Work to complete> Look through the listing below and report every line that contains "document".

___ Available data ___

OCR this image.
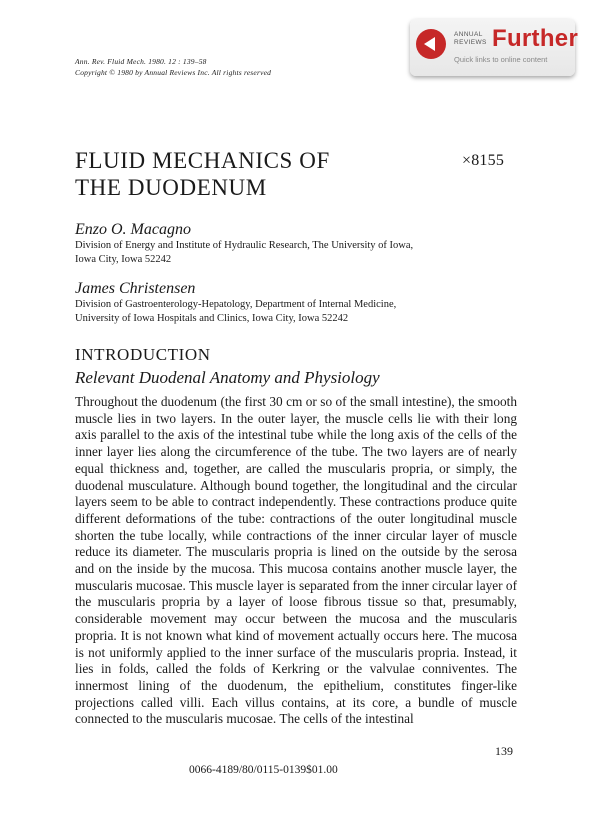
Ann. Rev. Fluid Mech. 1980. 12 : 139–58
Copyright © 1980 by Annual Reviews Inc. All rights reserved
ANNUAL
REVIEWS Further
Quick links to online content
FLUID MECHANICS OF
THE DUODENUM
×8155
Enzo O. Macagno
Division of Energy and Institute of Hydraulic Research, The University of Iowa,
Iowa City, Iowa 52242
James Christensen
Division of Gastroenterology-Hepatology, Department of Internal Medicine,
University of Iowa Hospitals and Clinics, Iowa City, Iowa 52242
INTRODUCTION
Relevant Duodenal Anatomy and Physiology

Throughout the duodenum (the first 30 cm or so of the small intestine), the smooth muscle lies in two layers. In the outer layer, the muscle cells lie with their long axis parallel to the axis of the intestinal tube while the long axis of the cells of the inner layer lies along the circumference of the tube. The two layers are of nearly equal thickness and, together, are called the muscularis propria, or simply, the duodenal musculature. Although bound together, the longitudinal and the circular layers seem to be able to contract independently. These contractions produce quite different deformations of the tube: contractions of the outer longitudinal muscle shorten the tube locally, while contractions of the inner circular layer of muscle reduce its diameter. The muscularis propria is lined on the outside by the serosa and on the inside by the mucosa. This mucosa contains another muscle layer, the muscularis mucosae. This muscle layer is separated from the inner circular layer of the muscularis propria by a layer of loose fibrous tissue so that, presumably, considerable movement may occur between the mucosa and the muscularis propria. It is not known what kind of movement actually occurs here. The mucosa is not uniformly applied to the inner surface of the muscularis propria. Instead, it lies in folds, called the folds of Kerkring or the valvulae conniventes. The innermost lining of the duodenum, the epithelium, constitutes finger-like projections called villi. Each villus contains, at its core, a bundle of muscle connected to the muscularis mucosae. The cells of the intestinal

139
0066-4189/80/0115-0139$01.00
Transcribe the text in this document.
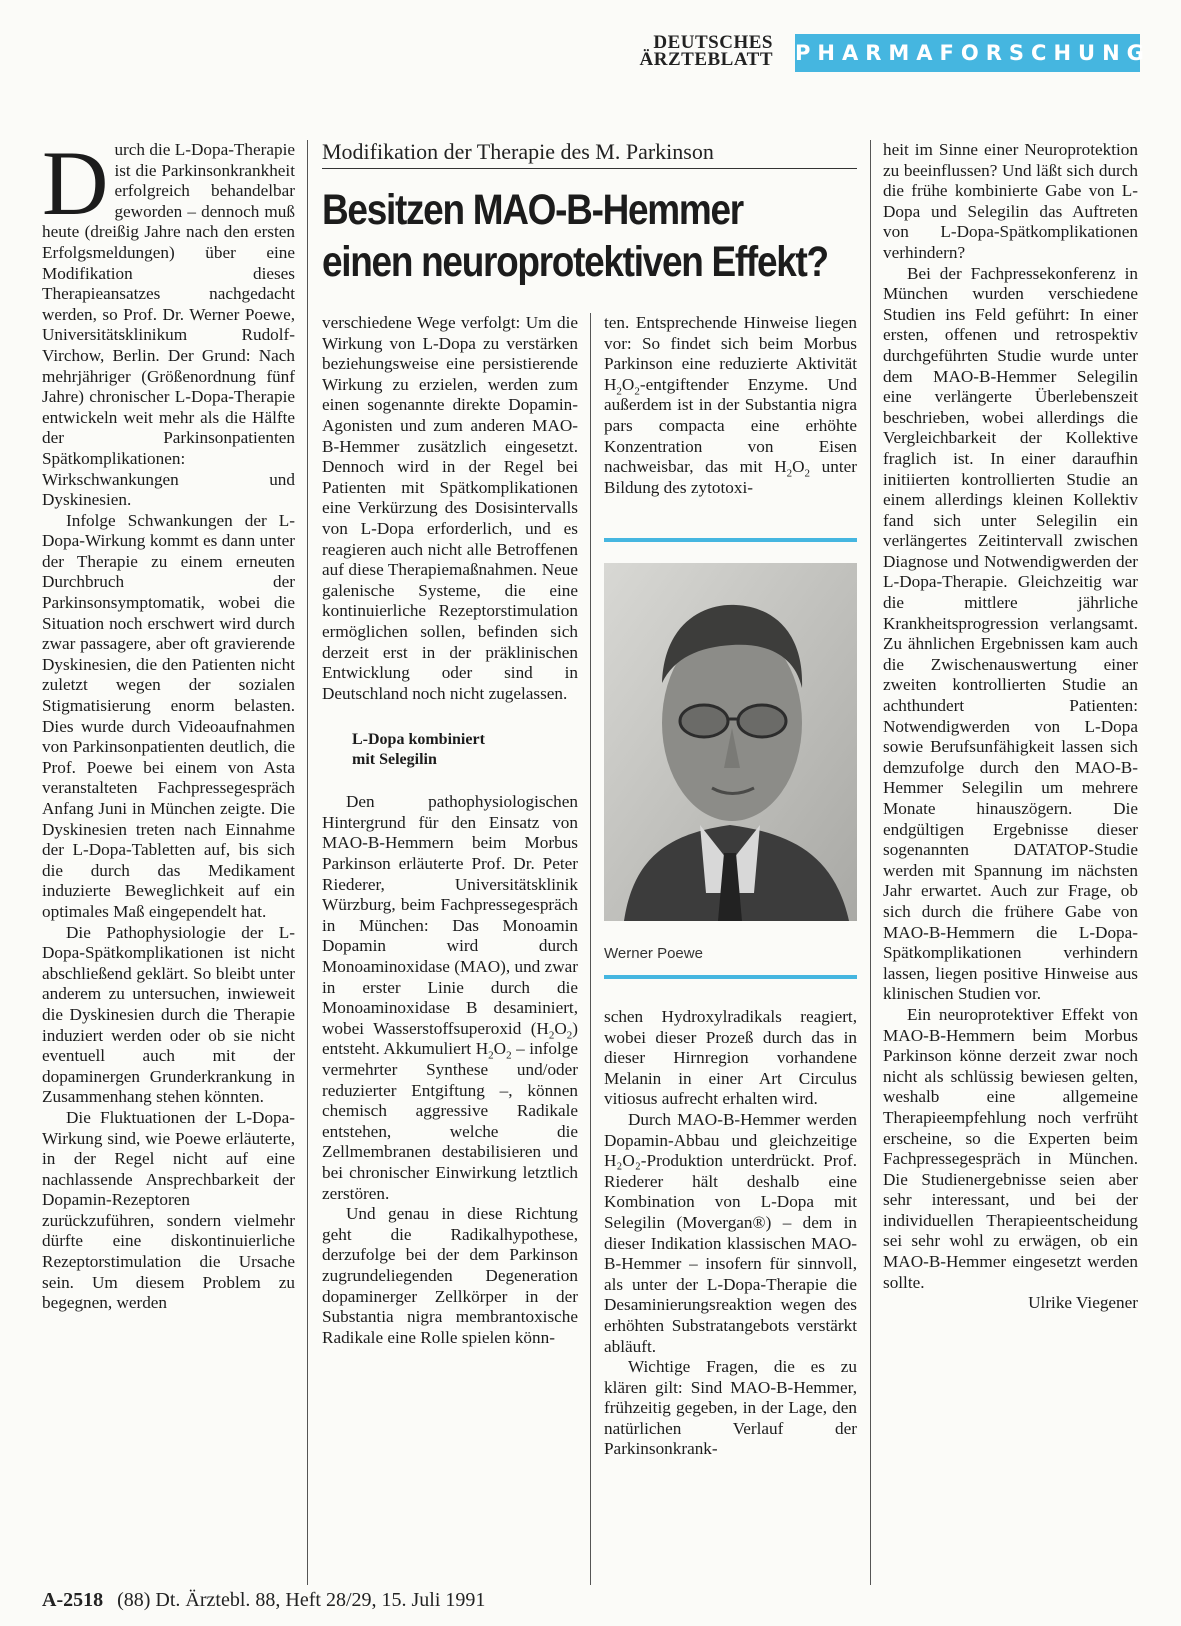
DEUTSCHES
ÄRZTEBLATT PHARMAFORSCHUNG

Durch die L-Dopa-Therapie ist die Parkinsonkrankheit erfolgreich behandelbar geworden – dennoch muß heute (dreißig Jahre nach den ersten Erfolgsmeldungen) über eine Modifikation dieses Therapieansatzes nachgedacht werden, so Prof. Dr. Werner Poewe, Universitätsklinikum Rudolf-Virchow, Berlin. Der Grund: Nach mehrjähriger (Größenordnung fünf Jahre) chronischer L-Dopa-Therapie entwickeln weit mehr als die Hälfte der Parkinsonpatienten Spätkomplikationen: Wirkschwankungen und Dyskinesien.

Infolge Schwankungen der L-Dopa-Wirkung kommt es dann unter der Therapie zu einem erneuten Durchbruch der Parkinsonsymptomatik, wobei die Situation noch erschwert wird durch zwar passagere, aber oft gravierende Dyskinesien, die den Patienten nicht zuletzt wegen der sozialen Stigmatisierung enorm belasten. Dies wurde durch Videoaufnahmen von Parkinsonpatienten deutlich, die Prof. Poewe bei einem von Asta veranstalteten Fachpressegespräch Anfang Juni in München zeigte. Die Dyskinesien treten nach Einnahme der L-Dopa-Tabletten auf, bis sich die durch das Medikament induzierte Beweglichkeit auf ein optimales Maß eingependelt hat.

Die Pathophysiologie der L-Dopa-Spätkomplikationen ist nicht abschließend geklärt. So bleibt unter anderem zu untersuchen, inwieweit die Dyskinesien durch die Therapie induziert werden oder ob sie nicht eventuell auch mit der dopaminergen Grunderkrankung in Zusammenhang stehen könnten.

Die Fluktuationen der L-Dopa-Wirkung sind, wie Poewe erläuterte, in der Regel nicht auf eine nachlassende Ansprechbarkeit der Dopamin-Rezeptoren zurückzuführen, sondern vielmehr dürfte eine diskontinuierliche Rezeptorstimulation die Ursache sein. Um diesem Problem zu begegnen, werden

Modifikation der Therapie des M. Parkinson
Besitzen MAO-B-Hemmer
einen neuroprotektiven Effekt?

verschiedene Wege verfolgt: Um die Wirkung von L-Dopa zu verstärken beziehungsweise eine persistierende Wirkung zu erzielen, werden zum einen sogenannte direkte Dopamin-Agonisten und zum anderen MAO-B-Hemmer zusätzlich eingesetzt. Dennoch wird in der Regel bei Patienten mit Spätkomplikationen eine Verkürzung des Dosisintervalls von L-Dopa erforderlich, und es reagieren auch nicht alle Betroffenen auf diese Therapiemaßnahmen. Neue galenische Systeme, die eine kontinuierliche Rezeptorstimulation ermöglichen sollen, befinden sich derzeit erst in der präklinischen Entwicklung oder sind in Deutschland noch nicht zugelassen.

L-Dopa kombiniert
mit Selegilin

Den pathophysiologischen Hintergrund für den Einsatz von MAO-B-Hemmern beim Morbus Parkinson erläuterte Prof. Dr. Peter Riederer, Universitätsklinik Würzburg, beim Fachpressegespräch in München: Das Monoamin Dopamin wird durch Monoaminoxidase (MAO), und zwar in erster Linie durch die Monoaminoxidase B desaminiert, wobei Wasserstoffsuperoxid $(H_2O_2)$ entsteht. Akkumuliert $H_2O_2$ – infolge vermehrter Synthese und/oder reduzierter Entgiftung –, können chemisch aggressive Radikale entstehen, welche die Zellmembranen destabilisieren und bei chronischer Einwirkung letztlich zerstören.

Und genau in diese Richtung geht die Radikalhypothese, derzufolge bei der dem Parkinson zugrundeliegenden Degeneration dopaminerger Zellkörper in der Substantia nigra membrantoxische Radikale eine Rolle spielen könn-

ten. Entsprechende Hinweise liegen vor: So findet sich beim Morbus Parkinson eine reduzierte Aktivität $H_2O_2$-entgiftender Enzyme. Und außerdem ist in der Substantia nigra pars compacta eine erhöhte Konzentration von Eisen nachweisbar, das mit $H_2O_2$ unter Bildung des zytotoxi-

Werner Poewe

schen Hydroxylradikals reagiert, wobei dieser Prozeß durch das in dieser Hirnregion vorhandene Melanin in einer Art Circulus vitiosus aufrecht erhalten wird.

Durch MAO-B-Hemmer werden Dopamin-Abbau und gleichzeitige H₂O₂-Produktion unterdrückt. Prof. Riederer hält deshalb eine Kombination von L-Dopa mit Selegilin (Movergan®) – dem in dieser Indikation klassischen MAO-B-Hemmer – insofern für sinnvoll, als unter der L-Dopa-Therapie die Desaminierungsreaktion wegen des erhöhten Substratangebots verstärkt abläuft.

Wichtige Fragen, die es zu klären gilt: Sind MAO-B-Hemmer, frühzeitig gegeben, in der Lage, den natürlichen Verlauf der Parkinsonkrank-

heit im Sinne einer Neuroprotektion zu beeinflussen? Und läßt sich durch die frühe kombinierte Gabe von L-Dopa und Selegilin das Auftreten von L-Dopa-Spätkomplikationen verhindern?

Bei der Fachpressekonferenz in München wurden verschiedene Studien ins Feld geführt: In einer ersten, offenen und retrospektiv durchgeführten Studie wurde unter dem MAO-B-Hemmer Selegilin eine verlängerte Überlebenszeit beschrieben, wobei allerdings die Vergleichbarkeit der Kollektive fraglich ist. In einer daraufhin initiierten kontrollierten Studie an einem allerdings kleinen Kollektiv fand sich unter Selegilin ein verlängertes Zeitintervall zwischen Diagnose und Notwendigwerden der L-Dopa-Therapie. Gleichzeitig war die mittlere jährliche Krankheitsprogression verlangsamt. Zu ähnlichen Ergebnissen kam auch die Zwischenauswertung einer zweiten kontrollierten Studie an achthundert Patienten: Notwendigwerden von L-Dopa sowie Berufsunfähigkeit lassen sich demzufolge durch den MAO-B-Hemmer Selegilin um mehrere Monate hinauszögern. Die endgültigen Ergebnisse dieser sogenannten DATATOP-Studie werden mit Spannung im nächsten Jahr erwartet. Auch zur Frage, ob sich durch die frühere Gabe von MAO-B-Hemmern die L-Dopa-Spätkomplikationen verhindern lassen, liegen positive Hinweise aus klinischen Studien vor.

Ein neuroprotektiver Effekt von MAO-B-Hemmern beim Morbus Parkinson könne derzeit zwar noch nicht als schlüssig bewiesen gelten, weshalb eine allgemeine Therapieempfehlung noch verfrüht erscheine, so die Experten beim Fachpressegespräch in München. Die Studienergebnisse seien aber sehr interessant, und bei der individuellen Therapieentscheidung sei sehr wohl zu erwägen, ob ein MAO-B-Hemmer eingesetzt werden sollte.

Ulrike Viegener

A-2518 (88) Dt. Ärztebl. 88, Heft 28/29, 15. Juli 1991
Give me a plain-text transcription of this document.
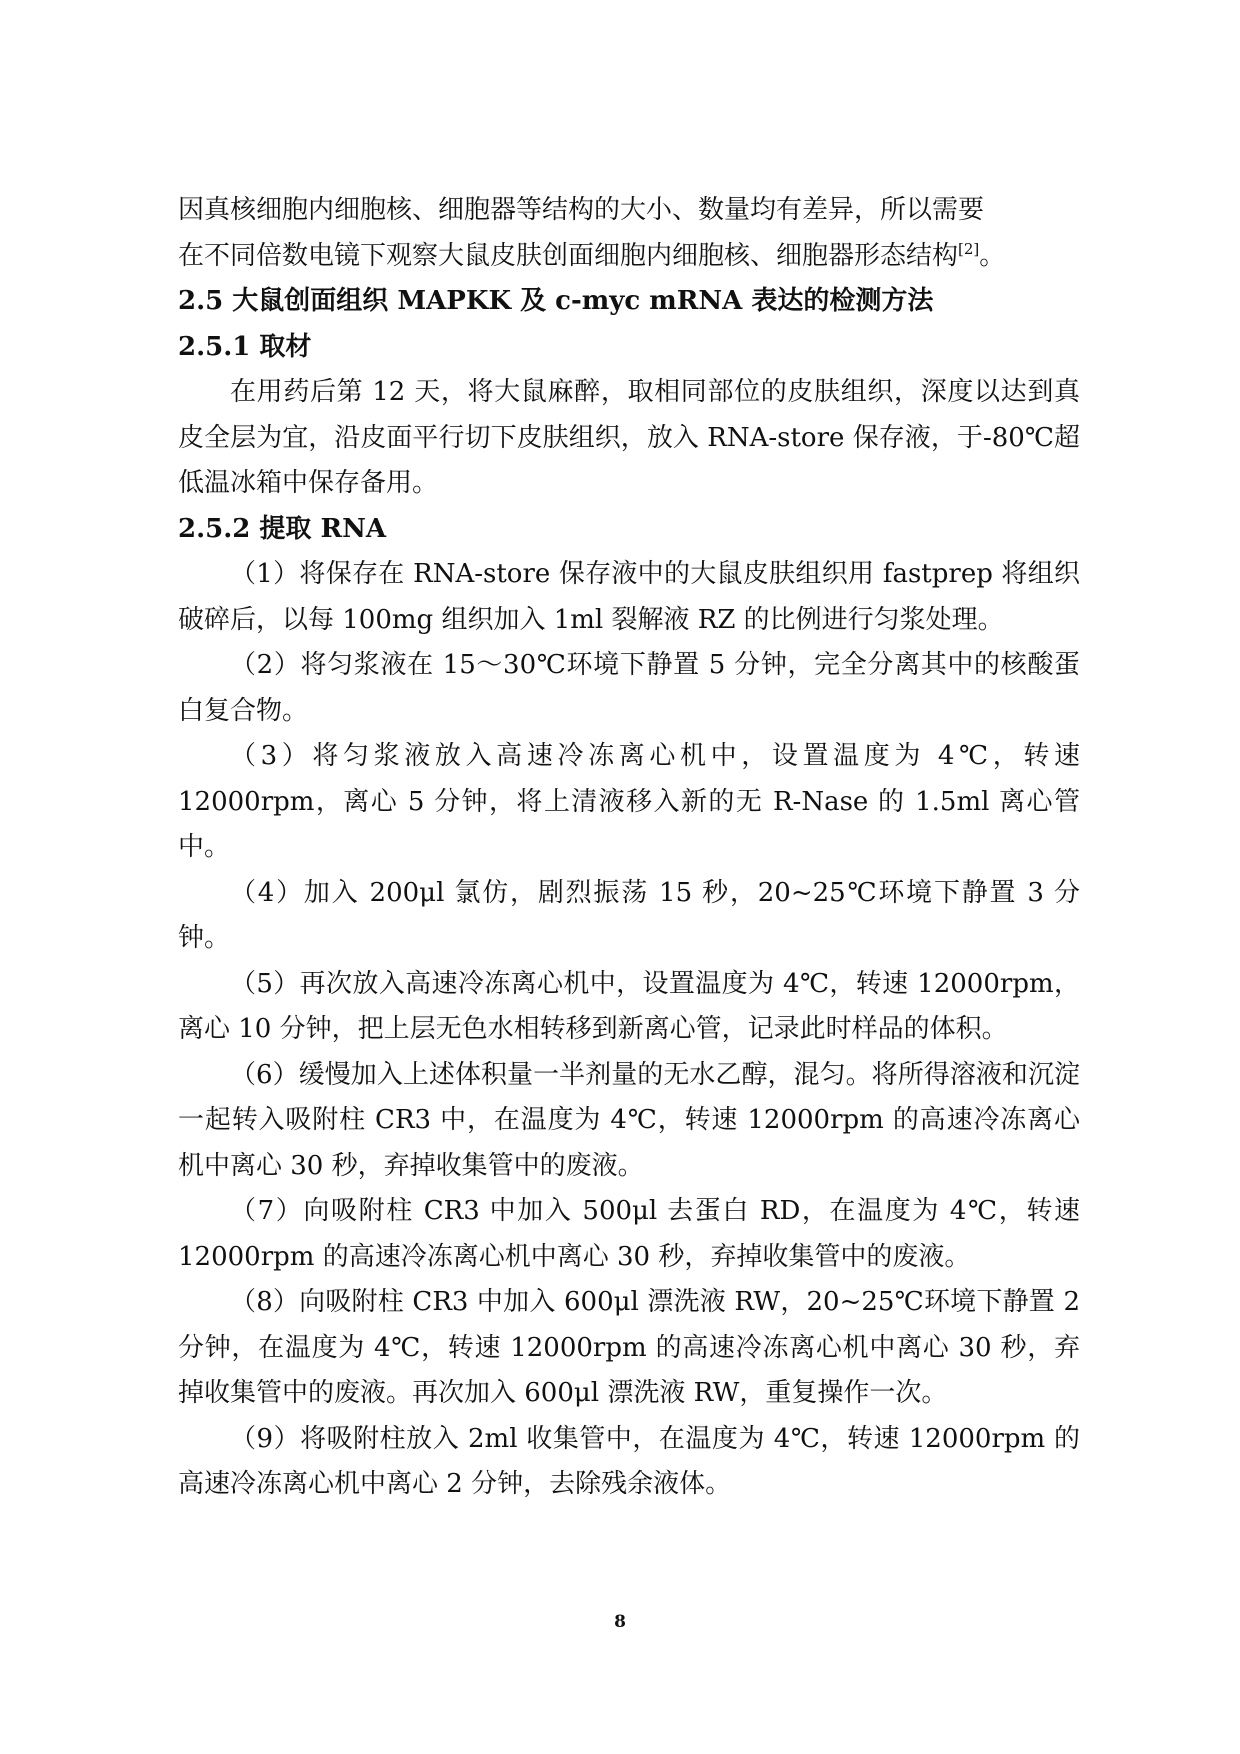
因真核细胞内细胞核、细胞器等结构的大小、数量均有差异，所以需要
在不同倍数电镜下观察大鼠皮肤创面细胞内细胞核、细胞器形态结构[2]。

2.5 大鼠创面组织 MAPKK 及 c-myc mRNA 表达的检测方法
2.5.1 取材

在用药后第 12 天，将大鼠麻醉，取相同部位的皮肤组织，深度以达到真皮全层为宜，沿皮面平行切下皮肤组织，放入 RNA-store 保存液，于-80℃超低温冰箱中保存备用。

2.5.2 提取 RNA

（1）将保存在 RNA-store 保存液中的大鼠皮肤组织用 fastprep 将组织破碎后，以每 100mg 组织加入 1ml 裂解液 RZ 的比例进行匀浆处理。

（2）将匀浆液在 15～30℃环境下静置 5 分钟，完全分离其中的核酸蛋白复合物。

（3）将匀浆液放入高速冷冻离心机中，设置温度为 4℃，转速 12000rpm，离心 5 分钟，将上清液移入新的无 R-Nase 的 1.5ml 离心管中。

（4）加入 200μl 氯仿，剧烈振荡 15 秒，20~25℃环境下静置 3 分钟。

（5）再次放入高速冷冻离心机中，设置温度为 4℃，转速 12000rpm，离心 10 分钟，把上层无色水相转移到新离心管，记录此时样品的体积。

（6）缓慢加入上述体积量一半剂量的无水乙醇，混匀。将所得溶液和沉淀一起转入吸附柱 CR3 中，在温度为 4℃，转速 12000rpm 的高速冷冻离心机中离心 30 秒，弃掉收集管中的废液。

（7）向吸附柱 CR3 中加入 500μl 去蛋白 RD，在温度为 4℃，转速 12000rpm 的高速冷冻离心机中离心 30 秒，弃掉收集管中的废液。

（8）向吸附柱 CR3 中加入 600μl 漂洗液 RW，20~25℃环境下静置 2 分钟，在温度为 4℃，转速 12000rpm 的高速冷冻离心机中离心 30 秒，弃掉收集管中的废液。再次加入 600μl 漂洗液 RW，重复操作一次。

（9）将吸附柱放入 2ml 收集管中，在温度为 4℃，转速 12000rpm 的高速冷冻离心机中离心 2 分钟，去除残余液体。

8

___

Solved problem>
Transcribe the text in this document.
Give me a plain-text transcription of this document.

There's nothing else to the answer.